**Direction**
Reproduce the entries word for word, and omit any picture you find in them.

**Data for the task**
======

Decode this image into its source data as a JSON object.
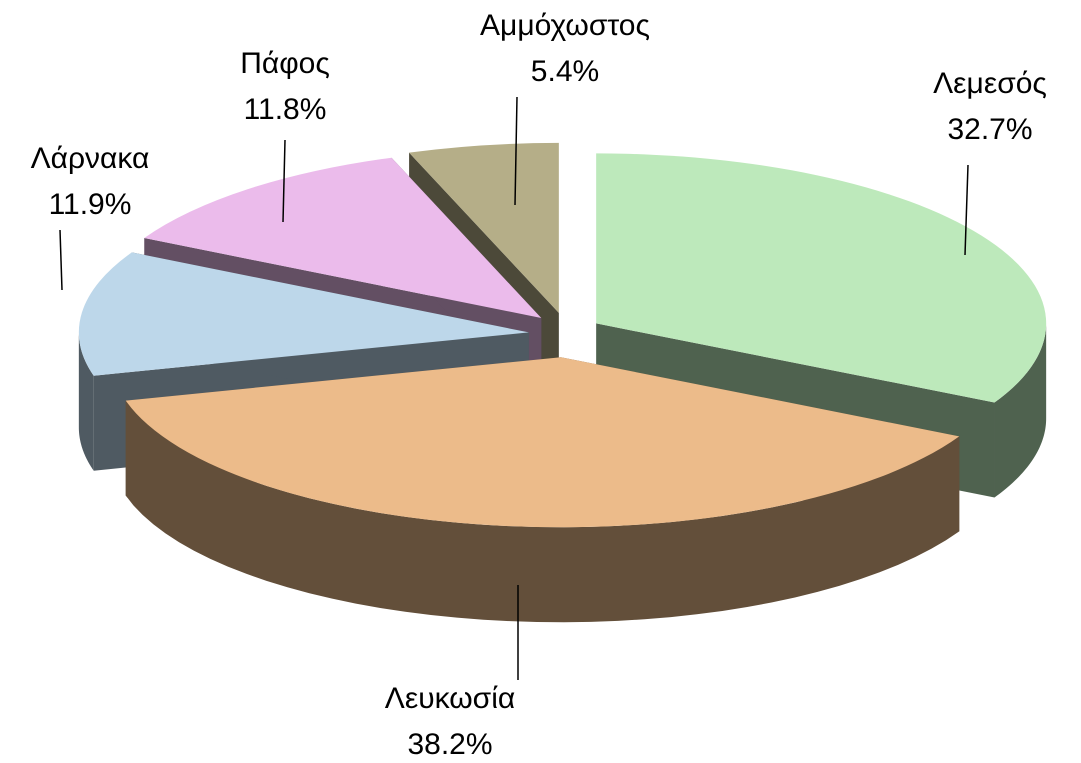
{
  "chart_data": {
    "type": "pie",
    "categories": [
      "Λεμεσός",
      "Λευκωσία",
      "Λάρνακα",
      "Πάφος",
      "Αμμόχωστος"
    ],
    "values": [
      32.7,
      38.2,
      11.9,
      11.8,
      5.4
    ],
    "value_labels": [
      "32.7%",
      "38.2%",
      "11.9%",
      "11.8%",
      "5.4%"
    ],
    "colors": [
      "#bde9bb",
      "#ecbb8a",
      "#bdd7ea",
      "#ebbbeb",
      "#b5ae88"
    ]
  }
}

======

**Exercise result**
Decode this image into its source data as a JSON object.
{
  "chart_data": {
    "type": "pie",
    "categories": [
      "Λεμεσός",
      "Λευκωσία",
      "Λάρνακα",
      "Πάφος",
      "Αμμόχωστος"
    ],
    "values": [
      32.7,
      38.2,
      11.9,
      11.8,
      5.4
    ],
    "value_labels": [
      "32.7%",
      "38.2%",
      "11.9%",
      "11.8%",
      "5.4%"
    ],
    "colors": [
      "#bde9bb",
      "#ecbb8a",
      "#bdd7ea",
      "#ebbbeb",
      "#b5ae88"
    ]
  }
}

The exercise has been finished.